What the task requires: Print out each entry below exactly, please.

Data rows:
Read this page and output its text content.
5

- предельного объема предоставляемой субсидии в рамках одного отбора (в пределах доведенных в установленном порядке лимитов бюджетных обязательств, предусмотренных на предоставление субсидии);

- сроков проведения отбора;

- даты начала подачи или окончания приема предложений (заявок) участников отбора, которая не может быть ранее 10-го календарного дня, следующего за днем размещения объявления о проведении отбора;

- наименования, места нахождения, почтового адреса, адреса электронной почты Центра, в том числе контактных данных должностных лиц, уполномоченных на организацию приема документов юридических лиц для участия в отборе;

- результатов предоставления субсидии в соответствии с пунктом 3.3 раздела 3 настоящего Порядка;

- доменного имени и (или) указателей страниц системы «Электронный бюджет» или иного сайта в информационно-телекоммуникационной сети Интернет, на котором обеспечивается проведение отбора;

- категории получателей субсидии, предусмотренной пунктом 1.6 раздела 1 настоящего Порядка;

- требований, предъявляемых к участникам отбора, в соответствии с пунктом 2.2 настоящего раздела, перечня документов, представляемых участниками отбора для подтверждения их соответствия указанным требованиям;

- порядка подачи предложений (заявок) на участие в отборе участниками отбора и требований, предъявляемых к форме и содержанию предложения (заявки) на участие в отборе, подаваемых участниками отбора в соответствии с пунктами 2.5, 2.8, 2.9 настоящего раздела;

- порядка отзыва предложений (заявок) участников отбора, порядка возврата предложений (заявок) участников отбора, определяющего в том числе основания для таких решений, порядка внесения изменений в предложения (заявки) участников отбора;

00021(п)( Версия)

Result for this task:
Read this page and output its text content.
5

- предельного объема предоставляемой субсидии в рамках одного отбора (в пределах доведенных в установленном порядке лимитов бюджетных обязательств, предусмотренных на предоставление субсидии);

- сроков проведения отбора;

- даты начала подачи или окончания приема предложений (заявок) участников отбора, которая не может быть ранее 10-го календарного дня, следующего за днем размещения объявления о проведении отбора;

- наименования, места нахождения, почтового адреса, адреса электронной почты Центра, в том числе контактных данных должностных лиц, уполномоченных на организацию приема документов юридических лиц для участия в отборе;

- результатов предоставления субсидии в соответствии с пунктом 3.3 раздела 3 настоящего Порядка;

- доменного имени и (или) указателей страниц системы «Электронный бюджет» или иного сайта в информационно-телекоммуникационной сети Интернет, на котором обеспечивается проведение отбора;

- категории получателей субсидии, предусмотренной пунктом 1.6 раздела 1 настоящего Порядка;

- требований, предъявляемых к участникам отбора, в соответствии с пунктом 2.2 настоящего раздела, перечня документов, представляемых участниками отбора для подтверждения их соответствия указанным требованиям;

- порядка подачи предложений (заявок) на участие в отборе участниками отбора и требований, предъявляемых к форме и содержанию предложения (заявки) на участие в отборе, подаваемых участниками отбора в соответствии с пунктами 2.5, 2.8, 2.9 настоящего раздела;

- порядка отзыва предложений (заявок) участников отбора, порядка возврата предложений (заявок) участников отбора, определяющего в том числе основания для таких решений, порядка внесения изменений в предложения (заявки) участников отбора;

00021(п)( Версия)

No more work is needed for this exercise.